*WHAT THE TASK REQUIRES*
Across the following data, how many lines include the string "Total"? Reply with the number and nothing more.

(EXTRACTED DATA Opens)

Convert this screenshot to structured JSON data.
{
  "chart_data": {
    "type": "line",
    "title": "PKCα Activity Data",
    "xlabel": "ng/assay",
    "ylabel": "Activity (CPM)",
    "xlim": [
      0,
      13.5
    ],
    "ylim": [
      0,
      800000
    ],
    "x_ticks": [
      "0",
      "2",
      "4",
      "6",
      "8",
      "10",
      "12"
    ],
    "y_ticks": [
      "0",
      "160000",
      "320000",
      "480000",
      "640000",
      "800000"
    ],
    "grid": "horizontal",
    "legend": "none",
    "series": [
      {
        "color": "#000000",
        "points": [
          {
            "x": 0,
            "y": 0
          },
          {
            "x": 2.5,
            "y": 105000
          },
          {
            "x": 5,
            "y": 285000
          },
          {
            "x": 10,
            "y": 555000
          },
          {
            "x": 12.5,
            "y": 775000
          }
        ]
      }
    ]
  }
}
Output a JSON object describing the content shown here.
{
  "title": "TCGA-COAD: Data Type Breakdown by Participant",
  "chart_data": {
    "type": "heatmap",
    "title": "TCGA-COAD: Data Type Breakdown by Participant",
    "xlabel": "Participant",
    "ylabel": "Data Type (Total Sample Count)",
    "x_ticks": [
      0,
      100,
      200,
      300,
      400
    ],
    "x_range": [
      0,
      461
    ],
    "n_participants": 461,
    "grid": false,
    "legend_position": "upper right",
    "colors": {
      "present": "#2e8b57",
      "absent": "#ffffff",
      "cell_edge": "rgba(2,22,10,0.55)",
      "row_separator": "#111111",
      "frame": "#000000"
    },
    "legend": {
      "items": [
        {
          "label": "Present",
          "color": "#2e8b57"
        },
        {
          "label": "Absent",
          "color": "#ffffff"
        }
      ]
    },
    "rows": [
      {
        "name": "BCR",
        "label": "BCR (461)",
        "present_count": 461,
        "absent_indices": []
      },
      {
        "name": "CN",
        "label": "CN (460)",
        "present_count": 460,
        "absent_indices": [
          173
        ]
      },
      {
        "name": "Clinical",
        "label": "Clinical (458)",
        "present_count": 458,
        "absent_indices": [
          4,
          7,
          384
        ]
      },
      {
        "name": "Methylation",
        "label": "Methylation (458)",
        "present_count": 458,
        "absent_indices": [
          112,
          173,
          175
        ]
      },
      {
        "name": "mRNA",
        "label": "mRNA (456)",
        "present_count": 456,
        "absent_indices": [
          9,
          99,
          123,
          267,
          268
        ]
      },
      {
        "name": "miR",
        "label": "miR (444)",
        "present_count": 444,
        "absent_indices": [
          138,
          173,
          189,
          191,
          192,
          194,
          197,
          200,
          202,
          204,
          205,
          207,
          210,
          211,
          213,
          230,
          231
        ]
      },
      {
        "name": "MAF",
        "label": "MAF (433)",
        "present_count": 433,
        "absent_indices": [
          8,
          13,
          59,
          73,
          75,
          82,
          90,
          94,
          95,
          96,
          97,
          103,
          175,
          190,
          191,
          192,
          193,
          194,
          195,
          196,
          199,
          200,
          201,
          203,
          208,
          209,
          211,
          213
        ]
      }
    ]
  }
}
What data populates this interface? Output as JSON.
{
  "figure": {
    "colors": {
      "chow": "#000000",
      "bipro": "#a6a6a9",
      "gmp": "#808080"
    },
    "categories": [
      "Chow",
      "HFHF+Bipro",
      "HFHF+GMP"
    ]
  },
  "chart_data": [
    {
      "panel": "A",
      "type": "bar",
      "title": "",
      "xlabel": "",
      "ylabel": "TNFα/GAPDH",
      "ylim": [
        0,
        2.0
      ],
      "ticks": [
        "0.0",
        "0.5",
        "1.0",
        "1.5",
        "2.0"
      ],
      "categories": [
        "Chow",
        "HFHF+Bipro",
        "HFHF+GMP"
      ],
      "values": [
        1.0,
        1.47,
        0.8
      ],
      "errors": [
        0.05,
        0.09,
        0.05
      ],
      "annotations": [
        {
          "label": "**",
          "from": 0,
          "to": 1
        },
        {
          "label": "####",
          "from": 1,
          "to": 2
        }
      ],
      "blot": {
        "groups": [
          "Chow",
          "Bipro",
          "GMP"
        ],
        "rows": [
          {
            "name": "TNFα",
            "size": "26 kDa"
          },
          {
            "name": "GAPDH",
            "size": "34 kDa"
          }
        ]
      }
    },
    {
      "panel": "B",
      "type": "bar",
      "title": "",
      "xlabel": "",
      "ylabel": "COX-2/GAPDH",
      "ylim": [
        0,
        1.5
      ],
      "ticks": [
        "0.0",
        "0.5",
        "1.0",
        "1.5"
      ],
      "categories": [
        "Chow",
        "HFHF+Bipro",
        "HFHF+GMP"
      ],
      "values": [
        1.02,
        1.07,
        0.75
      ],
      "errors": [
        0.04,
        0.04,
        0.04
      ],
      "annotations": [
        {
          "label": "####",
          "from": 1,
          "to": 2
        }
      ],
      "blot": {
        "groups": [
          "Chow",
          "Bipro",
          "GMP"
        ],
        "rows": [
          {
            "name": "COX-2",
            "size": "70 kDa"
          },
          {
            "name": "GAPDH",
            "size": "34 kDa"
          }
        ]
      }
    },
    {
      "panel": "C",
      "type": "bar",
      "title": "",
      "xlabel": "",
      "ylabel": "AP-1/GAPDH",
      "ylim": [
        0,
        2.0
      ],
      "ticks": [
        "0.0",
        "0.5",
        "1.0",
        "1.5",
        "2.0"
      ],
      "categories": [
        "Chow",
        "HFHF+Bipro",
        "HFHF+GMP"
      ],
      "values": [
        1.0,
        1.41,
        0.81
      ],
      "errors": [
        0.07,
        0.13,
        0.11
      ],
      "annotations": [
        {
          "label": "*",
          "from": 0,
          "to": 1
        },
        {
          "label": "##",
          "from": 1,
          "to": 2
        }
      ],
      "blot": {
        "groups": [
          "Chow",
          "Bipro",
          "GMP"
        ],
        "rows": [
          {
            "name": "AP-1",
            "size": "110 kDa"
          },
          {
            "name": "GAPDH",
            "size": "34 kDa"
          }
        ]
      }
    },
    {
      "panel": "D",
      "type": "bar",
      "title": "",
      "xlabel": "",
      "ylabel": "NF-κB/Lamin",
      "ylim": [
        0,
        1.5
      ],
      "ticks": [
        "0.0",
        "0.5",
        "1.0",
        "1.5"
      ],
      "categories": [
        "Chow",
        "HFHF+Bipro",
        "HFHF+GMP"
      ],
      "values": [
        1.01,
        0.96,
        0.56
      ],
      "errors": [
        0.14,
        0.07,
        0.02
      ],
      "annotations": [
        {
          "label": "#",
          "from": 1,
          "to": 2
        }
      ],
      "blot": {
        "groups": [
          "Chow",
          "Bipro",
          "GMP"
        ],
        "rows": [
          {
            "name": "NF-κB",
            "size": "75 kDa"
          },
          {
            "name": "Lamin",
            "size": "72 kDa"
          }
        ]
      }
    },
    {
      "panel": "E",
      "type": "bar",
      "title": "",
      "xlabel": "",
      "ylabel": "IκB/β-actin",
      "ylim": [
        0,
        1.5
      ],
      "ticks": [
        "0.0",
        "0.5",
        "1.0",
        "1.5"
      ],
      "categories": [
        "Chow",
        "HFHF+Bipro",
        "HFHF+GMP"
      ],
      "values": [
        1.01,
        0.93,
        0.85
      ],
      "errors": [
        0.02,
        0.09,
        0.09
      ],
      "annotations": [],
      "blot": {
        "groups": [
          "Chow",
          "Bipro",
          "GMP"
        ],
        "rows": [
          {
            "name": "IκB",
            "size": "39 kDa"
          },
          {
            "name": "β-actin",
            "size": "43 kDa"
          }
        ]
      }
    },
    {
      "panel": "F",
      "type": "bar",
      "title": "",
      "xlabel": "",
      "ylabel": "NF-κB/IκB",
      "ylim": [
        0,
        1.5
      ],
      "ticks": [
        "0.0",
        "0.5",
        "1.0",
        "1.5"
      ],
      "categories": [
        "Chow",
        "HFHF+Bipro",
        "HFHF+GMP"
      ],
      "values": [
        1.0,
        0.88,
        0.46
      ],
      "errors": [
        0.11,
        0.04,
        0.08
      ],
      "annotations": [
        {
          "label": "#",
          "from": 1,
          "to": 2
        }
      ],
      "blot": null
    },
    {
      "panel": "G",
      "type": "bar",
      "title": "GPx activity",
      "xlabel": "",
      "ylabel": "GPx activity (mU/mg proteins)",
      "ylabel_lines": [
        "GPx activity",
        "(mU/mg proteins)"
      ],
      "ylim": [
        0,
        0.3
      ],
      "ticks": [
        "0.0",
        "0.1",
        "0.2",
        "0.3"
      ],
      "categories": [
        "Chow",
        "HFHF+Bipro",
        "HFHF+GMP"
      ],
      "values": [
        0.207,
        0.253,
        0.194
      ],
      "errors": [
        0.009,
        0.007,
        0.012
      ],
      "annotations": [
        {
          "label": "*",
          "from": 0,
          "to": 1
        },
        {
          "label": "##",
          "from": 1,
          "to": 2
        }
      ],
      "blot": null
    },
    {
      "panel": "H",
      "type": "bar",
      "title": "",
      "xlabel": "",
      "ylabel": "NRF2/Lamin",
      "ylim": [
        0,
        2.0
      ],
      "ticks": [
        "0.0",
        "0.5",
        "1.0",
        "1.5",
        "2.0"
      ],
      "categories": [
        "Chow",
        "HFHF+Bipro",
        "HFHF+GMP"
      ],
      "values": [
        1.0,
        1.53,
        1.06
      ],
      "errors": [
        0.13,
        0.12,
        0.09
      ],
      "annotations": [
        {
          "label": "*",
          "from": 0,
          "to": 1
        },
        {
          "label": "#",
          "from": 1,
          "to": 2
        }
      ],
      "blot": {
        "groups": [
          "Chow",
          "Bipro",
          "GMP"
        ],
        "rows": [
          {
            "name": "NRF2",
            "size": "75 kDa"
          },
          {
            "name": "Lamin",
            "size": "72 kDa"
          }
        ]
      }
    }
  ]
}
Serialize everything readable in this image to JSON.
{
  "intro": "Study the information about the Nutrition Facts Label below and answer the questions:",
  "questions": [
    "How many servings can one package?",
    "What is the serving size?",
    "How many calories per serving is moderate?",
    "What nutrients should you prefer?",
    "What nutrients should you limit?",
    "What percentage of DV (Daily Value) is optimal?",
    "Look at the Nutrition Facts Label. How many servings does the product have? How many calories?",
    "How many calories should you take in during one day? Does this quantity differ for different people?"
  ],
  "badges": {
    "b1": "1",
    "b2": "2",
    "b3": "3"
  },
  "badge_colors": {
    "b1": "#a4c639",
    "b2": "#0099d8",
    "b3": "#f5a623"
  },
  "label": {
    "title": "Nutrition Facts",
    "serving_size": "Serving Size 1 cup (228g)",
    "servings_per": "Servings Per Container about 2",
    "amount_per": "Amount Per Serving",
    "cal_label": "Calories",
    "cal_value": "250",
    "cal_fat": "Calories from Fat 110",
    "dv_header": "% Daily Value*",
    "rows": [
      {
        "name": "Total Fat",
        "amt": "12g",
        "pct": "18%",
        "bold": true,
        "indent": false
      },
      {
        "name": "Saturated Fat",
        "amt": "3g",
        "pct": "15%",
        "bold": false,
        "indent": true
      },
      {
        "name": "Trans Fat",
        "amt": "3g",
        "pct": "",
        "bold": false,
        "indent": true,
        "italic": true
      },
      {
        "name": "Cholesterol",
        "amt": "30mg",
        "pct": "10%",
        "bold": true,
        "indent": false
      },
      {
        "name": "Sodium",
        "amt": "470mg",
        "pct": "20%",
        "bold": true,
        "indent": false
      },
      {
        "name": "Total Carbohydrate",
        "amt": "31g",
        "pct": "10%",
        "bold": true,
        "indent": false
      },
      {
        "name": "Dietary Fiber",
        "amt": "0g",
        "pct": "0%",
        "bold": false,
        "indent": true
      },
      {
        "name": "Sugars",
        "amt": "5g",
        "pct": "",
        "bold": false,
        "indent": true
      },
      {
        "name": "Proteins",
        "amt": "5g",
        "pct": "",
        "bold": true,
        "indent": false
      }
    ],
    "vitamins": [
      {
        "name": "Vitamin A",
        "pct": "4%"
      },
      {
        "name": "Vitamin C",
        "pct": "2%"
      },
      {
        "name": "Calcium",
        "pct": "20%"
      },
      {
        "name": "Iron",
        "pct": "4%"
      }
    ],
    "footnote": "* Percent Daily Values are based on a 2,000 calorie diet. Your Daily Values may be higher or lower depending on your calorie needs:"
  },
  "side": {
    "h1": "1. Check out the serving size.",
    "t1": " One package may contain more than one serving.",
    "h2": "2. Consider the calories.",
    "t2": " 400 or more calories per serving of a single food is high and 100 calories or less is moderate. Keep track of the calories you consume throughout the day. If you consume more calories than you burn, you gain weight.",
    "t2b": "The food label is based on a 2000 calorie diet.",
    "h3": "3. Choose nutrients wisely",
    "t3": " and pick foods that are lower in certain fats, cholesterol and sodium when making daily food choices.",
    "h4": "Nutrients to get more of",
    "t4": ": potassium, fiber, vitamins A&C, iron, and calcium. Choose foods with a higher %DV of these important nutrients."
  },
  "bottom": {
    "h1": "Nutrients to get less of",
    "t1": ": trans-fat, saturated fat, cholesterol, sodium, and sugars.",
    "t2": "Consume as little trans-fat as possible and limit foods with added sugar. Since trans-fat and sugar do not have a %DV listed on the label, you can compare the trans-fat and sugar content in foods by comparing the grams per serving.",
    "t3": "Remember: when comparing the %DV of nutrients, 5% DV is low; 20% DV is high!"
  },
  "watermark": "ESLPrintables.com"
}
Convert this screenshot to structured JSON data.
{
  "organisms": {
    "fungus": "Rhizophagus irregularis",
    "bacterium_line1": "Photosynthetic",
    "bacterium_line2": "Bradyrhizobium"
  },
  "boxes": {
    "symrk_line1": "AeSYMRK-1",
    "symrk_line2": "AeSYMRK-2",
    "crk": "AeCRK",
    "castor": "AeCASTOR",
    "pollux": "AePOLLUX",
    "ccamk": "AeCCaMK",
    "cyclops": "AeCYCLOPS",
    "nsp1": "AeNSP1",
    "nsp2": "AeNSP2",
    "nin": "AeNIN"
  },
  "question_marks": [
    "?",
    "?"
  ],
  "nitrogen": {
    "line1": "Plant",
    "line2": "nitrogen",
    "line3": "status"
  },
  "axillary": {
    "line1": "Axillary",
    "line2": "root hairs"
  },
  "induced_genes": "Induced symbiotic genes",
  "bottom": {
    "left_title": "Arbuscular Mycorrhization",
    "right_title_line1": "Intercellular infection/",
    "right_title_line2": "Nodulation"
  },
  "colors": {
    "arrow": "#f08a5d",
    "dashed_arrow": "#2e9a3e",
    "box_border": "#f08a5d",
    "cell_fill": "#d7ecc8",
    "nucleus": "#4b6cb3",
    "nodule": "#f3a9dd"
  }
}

(EXTRACTED DATA Closes)

*ANSWER TO THE EXERCISE*
3